* _What this task involves_: Reproduce the full listing that appears beneath this instruction exactly.

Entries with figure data
==================================================
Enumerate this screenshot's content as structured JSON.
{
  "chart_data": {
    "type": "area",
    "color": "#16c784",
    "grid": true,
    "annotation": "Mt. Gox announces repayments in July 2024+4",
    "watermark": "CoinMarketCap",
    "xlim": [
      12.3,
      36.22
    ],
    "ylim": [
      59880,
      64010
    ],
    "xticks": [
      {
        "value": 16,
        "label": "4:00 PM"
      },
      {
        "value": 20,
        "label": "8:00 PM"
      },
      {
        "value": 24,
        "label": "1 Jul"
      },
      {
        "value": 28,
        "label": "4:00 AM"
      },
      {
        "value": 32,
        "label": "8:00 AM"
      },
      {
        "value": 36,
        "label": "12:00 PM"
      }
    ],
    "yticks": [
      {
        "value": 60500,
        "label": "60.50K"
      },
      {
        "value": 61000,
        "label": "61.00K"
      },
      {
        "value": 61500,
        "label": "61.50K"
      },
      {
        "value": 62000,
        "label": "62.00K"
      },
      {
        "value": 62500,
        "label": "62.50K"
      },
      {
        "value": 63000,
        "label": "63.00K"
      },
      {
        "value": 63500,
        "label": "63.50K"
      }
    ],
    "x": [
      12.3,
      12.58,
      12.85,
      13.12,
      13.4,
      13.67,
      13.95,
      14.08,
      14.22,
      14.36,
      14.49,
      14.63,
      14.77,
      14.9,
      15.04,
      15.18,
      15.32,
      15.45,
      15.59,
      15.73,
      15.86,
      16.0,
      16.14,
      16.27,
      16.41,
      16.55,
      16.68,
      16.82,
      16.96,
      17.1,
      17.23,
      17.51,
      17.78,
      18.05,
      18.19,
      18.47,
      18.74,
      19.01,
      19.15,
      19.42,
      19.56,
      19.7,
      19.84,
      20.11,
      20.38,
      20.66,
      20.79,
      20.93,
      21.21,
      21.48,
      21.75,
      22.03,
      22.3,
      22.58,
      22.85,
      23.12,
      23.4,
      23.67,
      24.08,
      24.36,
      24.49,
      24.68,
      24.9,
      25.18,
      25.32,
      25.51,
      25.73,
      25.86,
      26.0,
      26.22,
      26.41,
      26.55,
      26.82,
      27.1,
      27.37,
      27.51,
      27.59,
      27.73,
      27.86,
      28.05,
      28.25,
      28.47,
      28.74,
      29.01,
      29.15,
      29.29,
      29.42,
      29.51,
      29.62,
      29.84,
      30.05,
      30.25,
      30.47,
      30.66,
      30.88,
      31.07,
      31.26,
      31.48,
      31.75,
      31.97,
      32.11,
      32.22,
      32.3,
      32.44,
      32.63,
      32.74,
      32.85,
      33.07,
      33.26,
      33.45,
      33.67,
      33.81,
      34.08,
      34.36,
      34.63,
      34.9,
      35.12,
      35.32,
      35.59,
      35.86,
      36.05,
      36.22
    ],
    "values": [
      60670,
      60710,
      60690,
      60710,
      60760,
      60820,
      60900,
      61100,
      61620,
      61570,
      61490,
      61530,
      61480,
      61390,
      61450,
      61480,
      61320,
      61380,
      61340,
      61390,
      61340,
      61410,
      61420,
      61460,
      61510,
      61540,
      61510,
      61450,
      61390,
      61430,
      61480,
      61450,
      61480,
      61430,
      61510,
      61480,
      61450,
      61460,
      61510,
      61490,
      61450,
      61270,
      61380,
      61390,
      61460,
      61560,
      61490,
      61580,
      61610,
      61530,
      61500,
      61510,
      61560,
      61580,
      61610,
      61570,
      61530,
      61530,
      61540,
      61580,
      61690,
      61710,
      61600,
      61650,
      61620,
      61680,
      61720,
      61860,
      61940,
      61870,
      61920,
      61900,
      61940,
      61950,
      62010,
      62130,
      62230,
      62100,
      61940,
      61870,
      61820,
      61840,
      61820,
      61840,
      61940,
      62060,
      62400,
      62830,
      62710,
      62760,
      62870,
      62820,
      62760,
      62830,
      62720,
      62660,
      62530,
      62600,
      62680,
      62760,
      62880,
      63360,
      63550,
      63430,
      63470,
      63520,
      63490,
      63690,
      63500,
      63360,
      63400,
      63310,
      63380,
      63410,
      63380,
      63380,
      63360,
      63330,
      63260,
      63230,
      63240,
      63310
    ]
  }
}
==================================================
* _In response_:
Enumerate this screenshot's content as structured JSON.
{
  "chart_data": {
    "type": "area",
    "color": "#16c784",
    "grid": true,
    "annotation": "Mt. Gox announces repayments in July 2024+4",
    "watermark": "CoinMarketCap",
    "xlim": [
      12.3,
      36.22
    ],
    "ylim": [
      59880,
      64010
    ],
    "xticks": [
      {
        "value": 16,
        "label": "4:00 PM"
      },
      {
        "value": 20,
        "label": "8:00 PM"
      },
      {
        "value": 24,
        "label": "1 Jul"
      },
      {
        "value": 28,
        "label": "4:00 AM"
      },
      {
        "value": 32,
        "label": "8:00 AM"
      },
      {
        "value": 36,
        "label": "12:00 PM"
      }
    ],
    "yticks": [
      {
        "value": 60500,
        "label": "60.50K"
      },
      {
        "value": 61000,
        "label": "61.00K"
      },
      {
        "value": 61500,
        "label": "61.50K"
      },
      {
        "value": 62000,
        "label": "62.00K"
      },
      {
        "value": 62500,
        "label": "62.50K"
      },
      {
        "value": 63000,
        "label": "63.00K"
      },
      {
        "value": 63500,
        "label": "63.50K"
      }
    ],
    "x": [
      12.3,
      12.58,
      12.85,
      13.12,
      13.4,
      13.67,
      13.95,
      14.08,
      14.22,
      14.36,
      14.49,
      14.63,
      14.77,
      14.9,
      15.04,
      15.18,
      15.32,
      15.45,
      15.59,
      15.73,
      15.86,
      16.0,
      16.14,
      16.27,
      16.41,
      16.55,
      16.68,
      16.82,
      16.96,
      17.1,
      17.23,
      17.51,
      17.78,
      18.05,
      18.19,
      18.47,
      18.74,
      19.01,
      19.15,
      19.42,
      19.56,
      19.7,
      19.84,
      20.11,
      20.38,
      20.66,
      20.79,
      20.93,
      21.21,
      21.48,
      21.75,
      22.03,
      22.3,
      22.58,
      22.85,
      23.12,
      23.4,
      23.67,
      24.08,
      24.36,
      24.49,
      24.68,
      24.9,
      25.18,
      25.32,
      25.51,
      25.73,
      25.86,
      26.0,
      26.22,
      26.41,
      26.55,
      26.82,
      27.1,
      27.37,
      27.51,
      27.59,
      27.73,
      27.86,
      28.05,
      28.25,
      28.47,
      28.74,
      29.01,
      29.15,
      29.29,
      29.42,
      29.51,
      29.62,
      29.84,
      30.05,
      30.25,
      30.47,
      30.66,
      30.88,
      31.07,
      31.26,
      31.48,
      31.75,
      31.97,
      32.11,
      32.22,
      32.3,
      32.44,
      32.63,
      32.74,
      32.85,
      33.07,
      33.26,
      33.45,
      33.67,
      33.81,
      34.08,
      34.36,
      34.63,
      34.9,
      35.12,
      35.32,
      35.59,
      35.86,
      36.05,
      36.22
    ],
    "values": [
      60670,
      60710,
      60690,
      60710,
      60760,
      60820,
      60900,
      61100,
      61620,
      61570,
      61490,
      61530,
      61480,
      61390,
      61450,
      61480,
      61320,
      61380,
      61340,
      61390,
      61340,
      61410,
      61420,
      61460,
      61510,
      61540,
      61510,
      61450,
      61390,
      61430,
      61480,
      61450,
      61480,
      61430,
      61510,
      61480,
      61450,
      61460,
      61510,
      61490,
      61450,
      61270,
      61380,
      61390,
      61460,
      61560,
      61490,
      61580,
      61610,
      61530,
      61500,
      61510,
      61560,
      61580,
      61610,
      61570,
      61530,
      61530,
      61540,
      61580,
      61690,
      61710,
      61600,
      61650,
      61620,
      61680,
      61720,
      61860,
      61940,
      61870,
      61920,
      61900,
      61940,
      61950,
      62010,
      62130,
      62230,
      62100,
      61940,
      61870,
      61820,
      61840,
      61820,
      61840,
      61940,
      62060,
      62400,
      62830,
      62710,
      62760,
      62870,
      62820,
      62760,
      62830,
      62720,
      62660,
      62530,
      62600,
      62680,
      62760,
      62880,
      63360,
      63550,
      63430,
      63470,
      63520,
      63490,
      63690,
      63500,
      63360,
      63400,
      63310,
      63380,
      63410,
      63380,
      63380,
      63360,
      63330,
      63260,
      63230,
      63240,
      63310
    ]
  }
}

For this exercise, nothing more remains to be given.